- Work instructions
Every record here needs to be written out again exactly.

- Data extract
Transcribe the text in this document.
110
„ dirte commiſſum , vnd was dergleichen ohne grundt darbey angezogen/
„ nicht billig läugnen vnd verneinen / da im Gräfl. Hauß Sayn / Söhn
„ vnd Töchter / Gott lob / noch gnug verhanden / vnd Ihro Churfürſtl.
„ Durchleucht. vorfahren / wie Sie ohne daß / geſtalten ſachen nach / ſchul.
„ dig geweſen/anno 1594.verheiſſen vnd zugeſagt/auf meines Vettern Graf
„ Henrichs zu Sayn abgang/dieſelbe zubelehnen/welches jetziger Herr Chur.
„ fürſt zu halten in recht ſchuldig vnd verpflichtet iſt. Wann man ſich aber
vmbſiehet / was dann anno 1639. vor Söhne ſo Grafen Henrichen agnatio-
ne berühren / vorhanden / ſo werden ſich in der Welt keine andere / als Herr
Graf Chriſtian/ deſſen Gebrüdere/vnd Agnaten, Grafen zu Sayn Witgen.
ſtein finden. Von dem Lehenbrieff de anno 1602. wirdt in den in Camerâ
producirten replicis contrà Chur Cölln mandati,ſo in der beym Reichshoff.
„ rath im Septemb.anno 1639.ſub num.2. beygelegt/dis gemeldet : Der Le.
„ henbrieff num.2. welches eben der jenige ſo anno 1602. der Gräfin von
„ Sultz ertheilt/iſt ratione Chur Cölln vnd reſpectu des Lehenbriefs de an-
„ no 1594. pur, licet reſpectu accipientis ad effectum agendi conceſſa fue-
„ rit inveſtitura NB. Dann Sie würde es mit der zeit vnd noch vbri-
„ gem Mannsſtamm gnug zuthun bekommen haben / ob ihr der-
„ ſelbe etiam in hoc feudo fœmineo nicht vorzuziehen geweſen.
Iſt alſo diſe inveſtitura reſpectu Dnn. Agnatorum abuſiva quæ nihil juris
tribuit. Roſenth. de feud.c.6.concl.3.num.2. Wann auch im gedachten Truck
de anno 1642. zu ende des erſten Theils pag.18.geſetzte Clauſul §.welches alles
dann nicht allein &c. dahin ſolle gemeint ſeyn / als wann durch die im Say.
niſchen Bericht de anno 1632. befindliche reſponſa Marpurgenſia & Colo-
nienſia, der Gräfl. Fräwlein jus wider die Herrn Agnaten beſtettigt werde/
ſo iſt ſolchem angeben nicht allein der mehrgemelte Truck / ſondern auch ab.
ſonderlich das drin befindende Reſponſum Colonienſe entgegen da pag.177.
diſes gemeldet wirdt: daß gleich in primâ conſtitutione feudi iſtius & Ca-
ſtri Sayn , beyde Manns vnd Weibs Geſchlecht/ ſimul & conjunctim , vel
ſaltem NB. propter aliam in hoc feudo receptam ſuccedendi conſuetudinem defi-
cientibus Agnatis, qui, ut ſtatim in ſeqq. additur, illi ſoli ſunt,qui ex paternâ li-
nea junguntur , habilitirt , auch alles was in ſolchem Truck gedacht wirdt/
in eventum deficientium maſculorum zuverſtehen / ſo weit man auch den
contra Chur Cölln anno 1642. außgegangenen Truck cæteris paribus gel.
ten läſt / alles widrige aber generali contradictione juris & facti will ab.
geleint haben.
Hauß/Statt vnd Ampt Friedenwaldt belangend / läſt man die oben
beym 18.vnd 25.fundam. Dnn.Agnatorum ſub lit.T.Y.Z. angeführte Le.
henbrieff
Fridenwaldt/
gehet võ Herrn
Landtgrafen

- Solution to the problem
Transcribe the text in this document.
110
„ dirte commiſſum , vnd was dergleichen ohne grundt darbey angezogen/
„ nicht billig läugnen vnd verneinen / da im Gräfl. Hauß Sayn / Söhn
„ vnd Töchter / Gott lob / noch gnug verhanden / vnd Ihro Churfürſtl.
„ Durchleucht. vorfahren / wie Sie ohne daß / geſtalten ſachen nach / ſchul.
„ dig geweſen/anno 1594.verheiſſen vnd zugeſagt/auf meines Vettern Graf
„ Henrichs zu Sayn abgang/dieſelbe zubelehnen/welches jetziger Herr Chur.
„ fürſt zu halten in recht ſchuldig vnd verpflichtet iſt. Wann man ſich aber
vmbſiehet / was dann anno 1639. vor Söhne ſo Grafen Henrichen agnatio-
ne berühren / vorhanden / ſo werden ſich in der Welt keine andere / als Herr
Graf Chriſtian/ deſſen Gebrüdere/vnd Agnaten, Grafen zu Sayn Witgen.
ſtein finden. Von dem Lehenbrieff de anno 1602. wirdt in den in Camerâ
producirten replicis contrà Chur Cölln mandati,ſo in der beym Reichshoff.
„ rath im Septemb.anno 1639.ſub num.2. beygelegt/dis gemeldet : Der Le.
„ henbrieff num.2. welches eben der jenige ſo anno 1602. der Gräfin von
„ Sultz ertheilt/iſt ratione Chur Cölln vnd reſpectu des Lehenbriefs de an-
„ no 1594. pur, licet reſpectu accipientis ad effectum agendi conceſſa fue-
„ rit inveſtitura NB. Dann Sie würde es mit der zeit vnd noch vbri-
„ gem Mannsſtamm gnug zuthun bekommen haben / ob ihr der-
„ ſelbe etiam in hoc feudo fœmineo nicht vorzuziehen geweſen.
Iſt alſo diſe inveſtitura reſpectu Dnn. Agnatorum abuſiva quæ nihil juris
tribuit. Roſenth. de feud.c.6.concl.3.num.2. Wann auch im gedachten Truck
de anno 1642. zu ende des erſten Theils pag.18.geſetzte Clauſul §.welches alles
dann nicht allein &c. dahin ſolle gemeint ſeyn / als wann durch die im Say.
niſchen Bericht de anno 1632. befindliche reſponſa Marpurgenſia & Colo-
nienſia, der Gräfl. Fräwlein jus wider die Herrn Agnaten beſtettigt werde/
ſo iſt ſolchem angeben nicht allein der mehrgemelte Truck / ſondern auch ab.
ſonderlich das drin befindende Reſponſum Colonienſe entgegen da pag.177.
diſes gemeldet wirdt: daß gleich in primâ conſtitutione feudi iſtius & Ca-
ſtri Sayn , beyde Manns vnd Weibs Geſchlecht/ ſimul & conjunctim , vel
ſaltem NB. propter aliam in hoc feudo receptam ſuccedendi conſuetudinem defi-
cientibus Agnatis, qui, ut ſtatim in ſeqq. additur, illi ſoli ſunt,qui ex paternâ li-
nea junguntur , habilitirt , auch alles was in ſolchem Truck gedacht wirdt/
in eventum deficientium maſculorum zuverſtehen / ſo weit man auch den
contra Chur Cölln anno 1642. außgegangenen Truck cæteris paribus gel.
ten läſt / alles widrige aber generali contradictione juris & facti will ab.
geleint haben.
Hauß/Statt vnd Ampt Friedenwaldt belangend / läſt man die oben
beym 18.vnd 25.fundam. Dnn.Agnatorum ſub lit.T.Y.Z. angeführte Le.
henbrieff
Fridenwaldt/
gehet võ Herrn
Landtgrafen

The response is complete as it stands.